__Exercise instructions__
Quote the data below in full, minus the images.

═══ Record set ═══

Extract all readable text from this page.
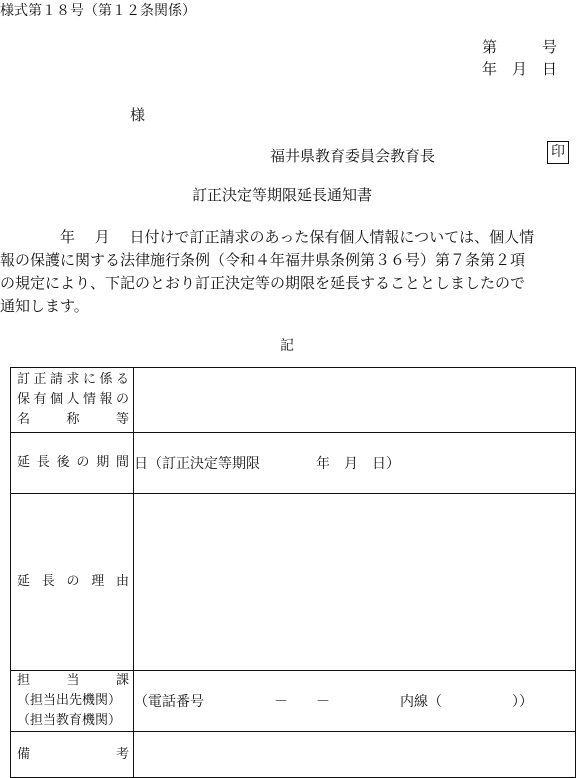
様式第１８号（第１２条関係）
第　　　号
年　月　日
様
福井県教育委員会教育長	印
訂正決定等期限延長通知書
　　　　年　 月　 日付けで訂正請求のあった保有個人情報については、個人情
報の保護に関する法律施行条例（令和４年福井県条例第３６号）第７条第２項
の規定により、下記のとおり訂正決定等の期限を延長することとしましたので
通知します。
記
訂正請求に係る
保有個人情報の
名　　称　　等	

延長後の期間	日（訂正決定等期限　　　　年　月　日）

延長の理由	

担　　当　　課
（担当出先機関）
（担当教育機関）	（電話番号　　　　　－　　－　　　　　内線（　　　　　））

備　　　　　考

═══

__Solution__
Extract all readable text from this page.
様式第１８号（第１２条関係）
第　　　号
年　月　日
様
福井県教育委員会教育長	印
訂正決定等期限延長通知書
　　　　年　 月　 日付けで訂正請求のあった保有個人情報については、個人情
報の保護に関する法律施行条例（令和４年福井県条例第３６号）第７条第２項
の規定により、下記のとおり訂正決定等の期限を延長することとしましたので
通知します。
記
訂正請求に係る
保有個人情報の
名　　称　　等	

延長後の期間	日（訂正決定等期限　　　　年　月　日）

延長の理由	

担　　当　　課
（担当出先機関）
（担当教育機関）	（電話番号　　　　　－　　－　　　　　内線（　　　　　））

備　　　　　考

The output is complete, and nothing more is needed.